PROBLEM TO WORK ON: Extract every line of the item below and reproduce each one verbatim, without alteration.

EXTRACTED INFORMATION:
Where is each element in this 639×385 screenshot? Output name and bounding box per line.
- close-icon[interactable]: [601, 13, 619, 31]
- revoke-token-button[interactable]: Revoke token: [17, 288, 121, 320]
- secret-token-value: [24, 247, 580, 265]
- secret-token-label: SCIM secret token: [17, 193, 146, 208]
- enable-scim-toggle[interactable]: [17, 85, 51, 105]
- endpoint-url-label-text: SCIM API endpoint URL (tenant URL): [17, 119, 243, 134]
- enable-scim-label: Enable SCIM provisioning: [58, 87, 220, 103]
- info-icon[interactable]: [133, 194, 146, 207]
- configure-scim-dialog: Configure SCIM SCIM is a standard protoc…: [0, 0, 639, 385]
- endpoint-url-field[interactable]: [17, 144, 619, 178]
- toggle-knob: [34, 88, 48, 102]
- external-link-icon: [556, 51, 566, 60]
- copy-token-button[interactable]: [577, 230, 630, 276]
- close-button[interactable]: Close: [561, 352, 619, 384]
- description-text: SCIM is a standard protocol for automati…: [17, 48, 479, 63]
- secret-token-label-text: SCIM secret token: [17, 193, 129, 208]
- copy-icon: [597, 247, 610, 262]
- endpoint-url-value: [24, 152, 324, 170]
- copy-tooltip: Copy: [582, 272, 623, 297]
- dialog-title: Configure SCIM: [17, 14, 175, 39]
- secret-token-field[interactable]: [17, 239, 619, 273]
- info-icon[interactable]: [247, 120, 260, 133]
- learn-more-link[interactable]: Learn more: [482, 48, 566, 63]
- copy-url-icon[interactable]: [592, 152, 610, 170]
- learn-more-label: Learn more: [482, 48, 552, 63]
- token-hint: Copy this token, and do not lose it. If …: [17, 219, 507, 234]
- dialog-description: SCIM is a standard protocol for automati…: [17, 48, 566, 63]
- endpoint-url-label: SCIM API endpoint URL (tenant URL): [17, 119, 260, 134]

THE REPLY:
Where is each element in this 639×385 screenshot? Output name and bounding box per line.
- close-icon[interactable]: [601, 13, 619, 31]
- revoke-token-button[interactable]: Revoke token: [17, 288, 121, 320]
- secret-token-value: [24, 247, 580, 265]
- secret-token-label: SCIM secret token: [17, 193, 146, 208]
- enable-scim-toggle[interactable]: [17, 85, 51, 105]
- endpoint-url-label-text: SCIM API endpoint URL (tenant URL): [17, 119, 243, 134]
- enable-scim-label: Enable SCIM provisioning: [58, 87, 220, 103]
- info-icon[interactable]: [133, 194, 146, 207]
- configure-scim-dialog: Configure SCIM SCIM is a standard protoc…: [0, 0, 639, 385]
- endpoint-url-field[interactable]: [17, 144, 619, 178]
- toggle-knob: [34, 88, 48, 102]
- external-link-icon: [556, 51, 566, 60]
- copy-token-button[interactable]: [577, 230, 630, 276]
- close-button[interactable]: Close: [561, 352, 619, 384]
- description-text: SCIM is a standard protocol for automati…: [17, 48, 479, 63]
- secret-token-label-text: SCIM secret token: [17, 193, 129, 208]
- copy-icon: [597, 247, 610, 262]
- endpoint-url-value: [24, 152, 324, 170]
- copy-tooltip: Copy: [582, 272, 623, 297]
- dialog-title: Configure SCIM: [17, 14, 175, 39]
- secret-token-field[interactable]: [17, 239, 619, 273]
- info-icon[interactable]: [247, 120, 260, 133]
- learn-more-link[interactable]: Learn more: [482, 48, 566, 63]
- copy-url-icon[interactable]: [592, 152, 610, 170]
- learn-more-label: Learn more: [482, 48, 552, 63]
- token-hint: Copy this token, and do not lose it. If …: [17, 219, 507, 234]
- dialog-description: SCIM is a standard protocol for automati…: [17, 48, 566, 63]
- endpoint-url-label: SCIM API endpoint URL (tenant URL): [17, 119, 260, 134]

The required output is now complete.